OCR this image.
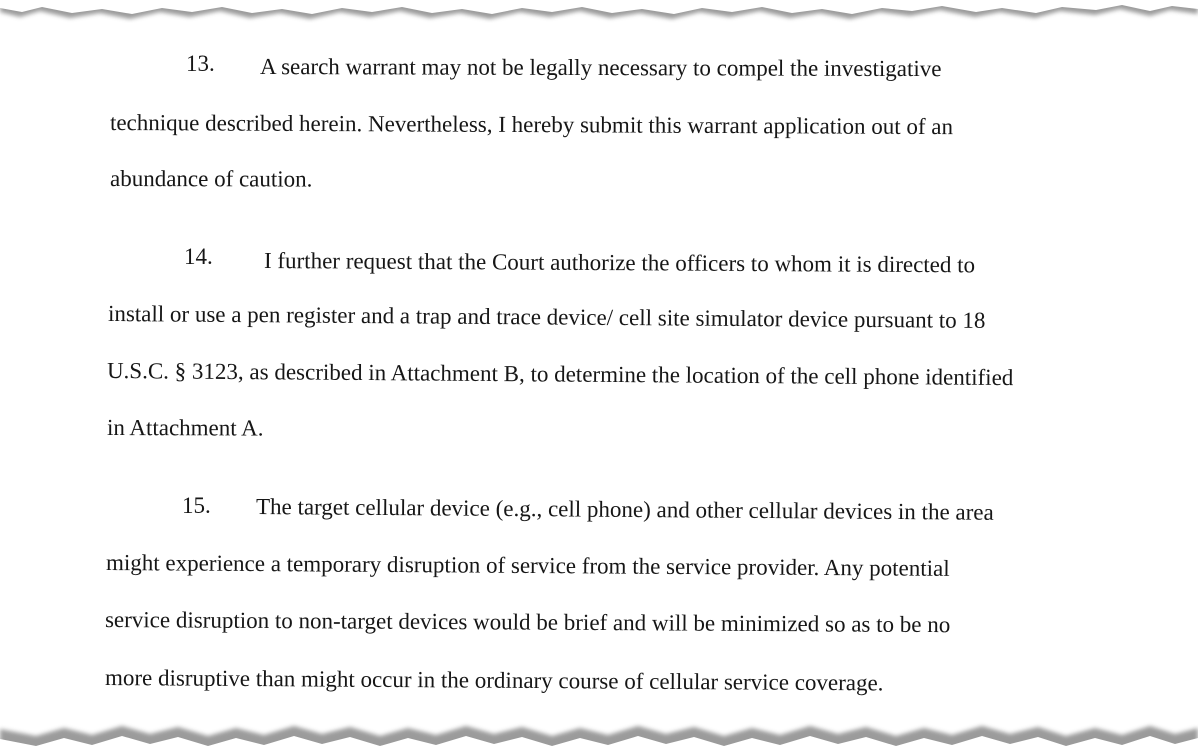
13. A search warrant may not be legally necessary to compel the investigative
technique described herein. Nevertheless, I hereby submit this warrant application out of an
abundance of caution.
14. I further request that the Court authorize the officers to whom it is directed to
install or use a pen register and a trap and trace device/ cell site simulator device pursuant to 18
U.S.C. § 3123, as described in Attachment B, to determine the location of the cell phone identified
in Attachment A.
15. The target cellular device (e.g., cell phone) and other cellular devices in the area
might experience a temporary disruption of service from the service provider. Any potential
service disruption to non-target devices would be brief and will be minimized so as to be no
more disruptive than might occur in the ordinary course of cellular service coverage.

※ ※ ※

**Written instruction:**
Copy every record above exactly, leaving out any pictures.

**Written response:**
OCR this image.
13. A search warrant may not be legally necessary to compel the investigative
technique described herein. Nevertheless, I hereby submit this warrant application out of an
abundance of caution.
14. I further request that the Court authorize the officers to whom it is directed to
install or use a pen register and a trap and trace device/ cell site simulator device pursuant to 18
U.S.C. § 3123, as described in Attachment B, to determine the location of the cell phone identified
in Attachment A.
15. The target cellular device (e.g., cell phone) and other cellular devices in the area
might experience a temporary disruption of service from the service provider. Any potential
service disruption to non-target devices would be brief and will be minimized so as to be no
more disruptive than might occur in the ordinary course of cellular service coverage.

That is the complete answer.